** Start **
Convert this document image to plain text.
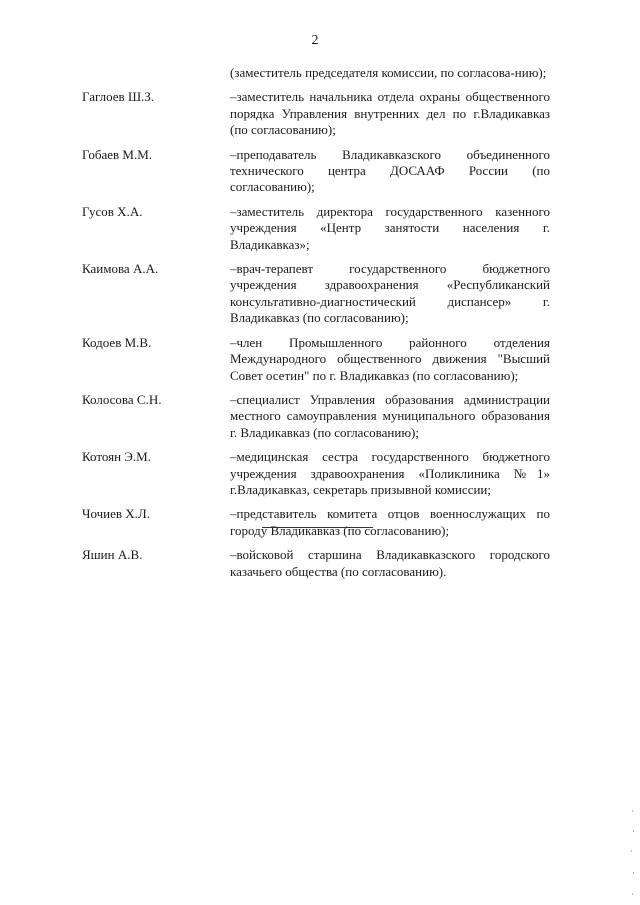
2
(заместитель председателя комиссии, по согласова-нию);
Гаглоев Ш.З.	–заместитель начальника отдела охраны общественного порядка Управления внутренних дел по г.Владикавказ (по согласованию);
Гобаев М.М.	–преподаватель Владикавказского объединенного технического центра ДОСААФ России (по согласованию);
Гусов Х.А.	–заместитель директора государственного казенного учреждения «Центр занятости населения г. Владикавказ»;
Каимова А.А.	–врач-терапевт государственного бюджетного учреждения здравоохранения «Республиканский консультативно-диагностический диспансер» г. Владикавказ (по согласованию);
Кодоев М.В.	–член Промышленного районного отделения Международного общественного движения "Высший Совет осетин" по г. Владикавказ (по согласованию);
Колосова С.Н.	–специалист Управления образования администрации местного самоуправления муниципального образования г. Владикавказ (по согласованию);
Котоян Э.М.	–медицинская сестра государственного бюджетного учреждения здравоохранения «Поликлиника №1» г.Владикавказ, секретарь призывной комиссии;
Чочиев Х.Л.	–представитель комитета отцов военнослужащих по городу Владикавказ (по согласованию);
Яшин А.В.	–войсковой старшина Владикавказского городского казачьего общества (по согласованию).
** End **
> [WHAT IS BEING ASKED] Show every line from the entries above in which "Владикавказского" appears.

> [FINISHED ANSWER]
Гобаев М.М.	–преподаватель Владикавказского объединенного технического центра ДОСААФ России (по согласованию);
Яшин А.В.	–войсковой старшина Владикавказского городского казачьего общества (по согласованию).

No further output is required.